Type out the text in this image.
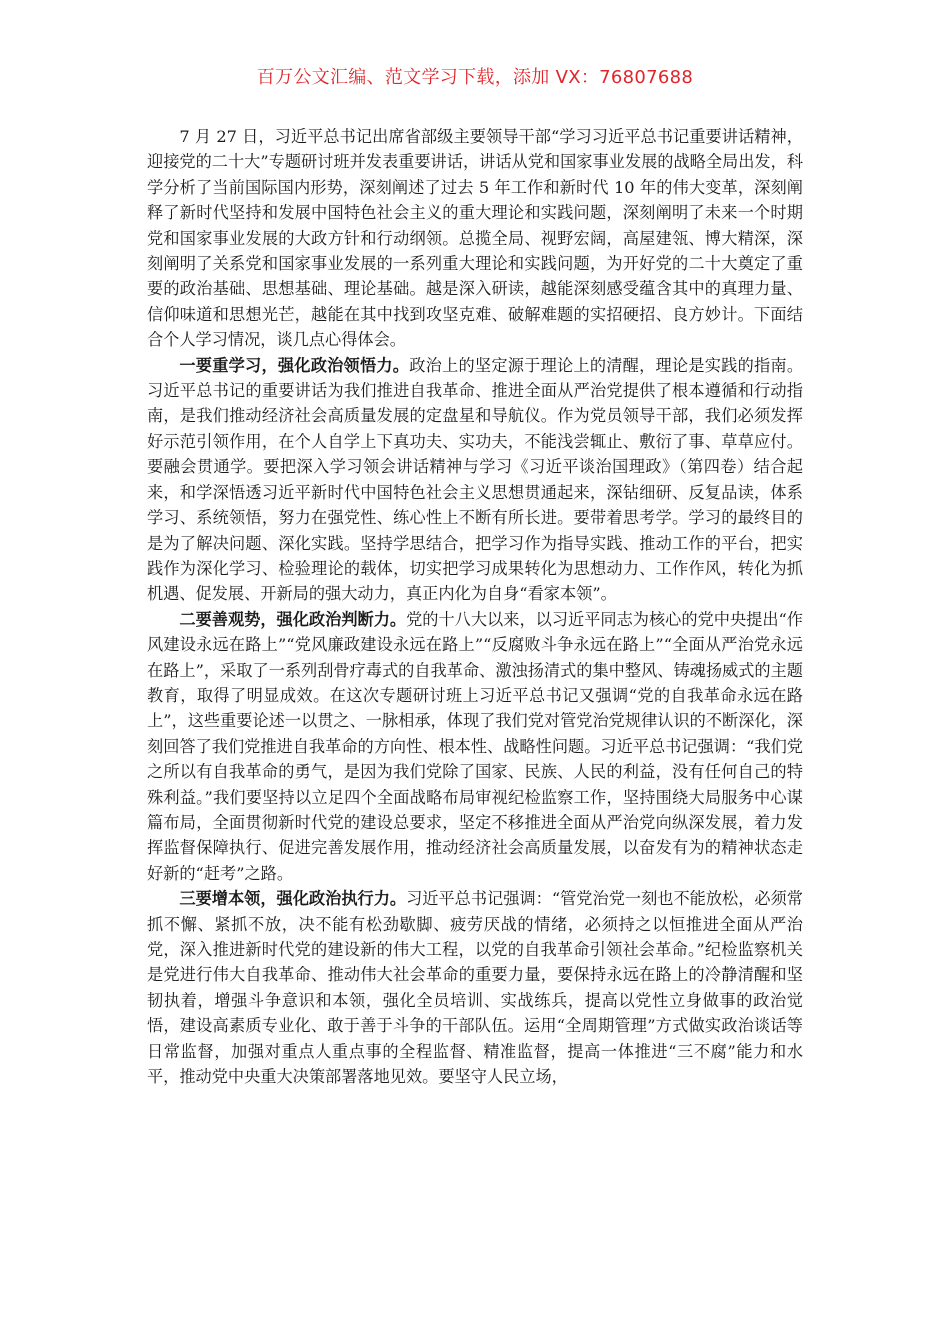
百万公文汇编、范文学习下载，添加 VX：76807688

7 月 27 日，习近平总书记出席省部级主要领导干部“学习习近平总书记重要讲话精神，迎接党的二十大”专题研讨班并发表重要讲话，讲话从党和国家事业发展的战略全局出发，科学分析了当前国际国内形势，深刻阐述了过去 5 年工作和新时代 10 年的伟大变革，深刻阐释了新时代坚持和发展中国特色社会主义的重大理论和实践问题，深刻阐明了未来一个时期党和国家事业发展的大政方针和行动纲领。总揽全局、视野宏阔，高屋建瓴、博大精深，深刻阐明了关系党和国家事业发展的一系列重大理论和实践问题，为开好党的二十大奠定了重要的政治基础、思想基础、理论基础。越是深入研读，越能深刻感受蕴含其中的真理力量、信仰味道和思想光芒，越能在其中找到攻坚克难、破解难题的实招硬招、良方妙计。下面结合个人学习情况，谈几点心得体会。

一要重学习，强化政治领悟力。政治上的坚定源于理论上的清醒，理论是实践的指南。习近平总书记的重要讲话为我们推进自我革命、推进全面从严治党提供了根本遵循和行动指南，是我们推动经济社会高质量发展的定盘星和导航仪。作为党员领导干部，我们必须发挥好示范引领作用，在个人自学上下真功夫、实功夫，不能浅尝辄止、敷衍了事、草草应付。要融会贯通学。要把深入学习领会讲话精神与学习《习近平谈治国理政》（第四卷）结合起来，和学深悟透习近平新时代中国特色社会主义思想贯通起来，深钻细研、反复品读，体系学习、系统领悟，努力在强党性、练心性上不断有所长进。要带着思考学。学习的最终目的是为了解决问题、深化实践。坚持学思结合，把学习作为指导实践、推动工作的平台，把实践作为深化学习、检验理论的载体，切实把学习成果转化为思想动力、工作作风，转化为抓机遇、促发展、开新局的强大动力，真正内化为自身“看家本领”。

二要善观势，强化政治判断力。党的十八大以来，以习近平同志为核心的党中央提出“作风建设永远在路上”“党风廉政建设永远在路上”“反腐败斗争永远在路上”“全面从严治党永远在路上”，采取了一系列刮骨疗毒式的自我革命、激浊扬清式的集中整风、铸魂扬威式的主题教育，取得了明显成效。在这次专题研讨班上习近平总书记又强调“党的自我革命永远在路上”，这些重要论述一以贯之、一脉相承，体现了我们党对管党治党规律认识的不断深化，深刻回答了我们党推进自我革命的方向性、根本性、战略性问题。习近平总书记强调：“我们党之所以有自我革命的勇气，是因为我们党除了国家、民族、人民的利益，没有任何自己的特殊利益。”我们要坚持以立足四个全面战略布局审视纪检监察工作，坚持围绕大局服务中心谋篇布局，全面贯彻新时代党的建设总要求，坚定不移推进全面从严治党向纵深发展，着力发挥监督保障执行、促进完善发展作用，推动经济社会高质量发展，以奋发有为的精神状态走好新的“赶考”之路。

三要增本领，强化政治执行力。习近平总书记强调：“管党治党一刻也不能放松，必须常抓不懈、紧抓不放，决不能有松劲歇脚、疲劳厌战的情绪，必须持之以恒推进全面从严治党，深入推进新时代党的建设新的伟大工程，以党的自我革命引领社会革命。”纪检监察机关是党进行伟大自我革命、推动伟大社会革命的重要力量，要保持永远在路上的冷静清醒和坚韧执着，增强斗争意识和本领，强化全员培训、实战练兵，提高以党性立身做事的政治觉悟，建设高素质专业化、敢于善于斗争的干部队伍。运用“全周期管理”方式做实政治谈话等日常监督，加强对重点人重点事的全程监督、精准监督，提高一体推进“三不腐”能力和水平，推动党中央重大决策部署落地见效。要坚守人民立场，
--------------------------------------------------
> **Written instruction**:
Every record above should be written out again exactly; the pictures stay out of the copy.

> **Output below**:
Type out the text in this image.
百万公文汇编、范文学习下载，添加 VX：76807688

7 月 27 日，习近平总书记出席省部级主要领导干部“学习习近平总书记重要讲话精神，迎接党的二十大”专题研讨班并发表重要讲话，讲话从党和国家事业发展的战略全局出发，科学分析了当前国际国内形势，深刻阐述了过去 5 年工作和新时代 10 年的伟大变革，深刻阐释了新时代坚持和发展中国特色社会主义的重大理论和实践问题，深刻阐明了未来一个时期党和国家事业发展的大政方针和行动纲领。总揽全局、视野宏阔，高屋建瓴、博大精深，深刻阐明了关系党和国家事业发展的一系列重大理论和实践问题，为开好党的二十大奠定了重要的政治基础、思想基础、理论基础。越是深入研读，越能深刻感受蕴含其中的真理力量、信仰味道和思想光芒，越能在其中找到攻坚克难、破解难题的实招硬招、良方妙计。下面结合个人学习情况，谈几点心得体会。

一要重学习，强化政治领悟力。政治上的坚定源于理论上的清醒，理论是实践的指南。习近平总书记的重要讲话为我们推进自我革命、推进全面从严治党提供了根本遵循和行动指南，是我们推动经济社会高质量发展的定盘星和导航仪。作为党员领导干部，我们必须发挥好示范引领作用，在个人自学上下真功夫、实功夫，不能浅尝辄止、敷衍了事、草草应付。要融会贯通学。要把深入学习领会讲话精神与学习《习近平谈治国理政》（第四卷）结合起来，和学深悟透习近平新时代中国特色社会主义思想贯通起来，深钻细研、反复品读，体系学习、系统领悟，努力在强党性、练心性上不断有所长进。要带着思考学。学习的最终目的是为了解决问题、深化实践。坚持学思结合，把学习作为指导实践、推动工作的平台，把实践作为深化学习、检验理论的载体，切实把学习成果转化为思想动力、工作作风，转化为抓机遇、促发展、开新局的强大动力，真正内化为自身“看家本领”。

二要善观势，强化政治判断力。党的十八大以来，以习近平同志为核心的党中央提出“作风建设永远在路上”“党风廉政建设永远在路上”“反腐败斗争永远在路上”“全面从严治党永远在路上”，采取了一系列刮骨疗毒式的自我革命、激浊扬清式的集中整风、铸魂扬威式的主题教育，取得了明显成效。在这次专题研讨班上习近平总书记又强调“党的自我革命永远在路上”，这些重要论述一以贯之、一脉相承，体现了我们党对管党治党规律认识的不断深化，深刻回答了我们党推进自我革命的方向性、根本性、战略性问题。习近平总书记强调：“我们党之所以有自我革命的勇气，是因为我们党除了国家、民族、人民的利益，没有任何自己的特殊利益。”我们要坚持以立足四个全面战略布局审视纪检监察工作，坚持围绕大局服务中心谋篇布局，全面贯彻新时代党的建设总要求，坚定不移推进全面从严治党向纵深发展，着力发挥监督保障执行、促进完善发展作用，推动经济社会高质量发展，以奋发有为的精神状态走好新的“赶考”之路。

三要增本领，强化政治执行力。习近平总书记强调：“管党治党一刻也不能放松，必须常抓不懈、紧抓不放，决不能有松劲歇脚、疲劳厌战的情绪，必须持之以恒推进全面从严治党，深入推进新时代党的建设新的伟大工程，以党的自我革命引领社会革命。”纪检监察机关是党进行伟大自我革命、推动伟大社会革命的重要力量，要保持永远在路上的冷静清醒和坚韧执着，增强斗争意识和本领，强化全员培训、实战练兵，提高以党性立身做事的政治觉悟，建设高素质专业化、敢于善于斗争的干部队伍。运用“全周期管理”方式做实政治谈话等日常监督，加强对重点人重点事的全程监督、精准监督，提高一体推进“三不腐”能力和水平，推动党中央重大决策部署落地见效。要坚守人民立场，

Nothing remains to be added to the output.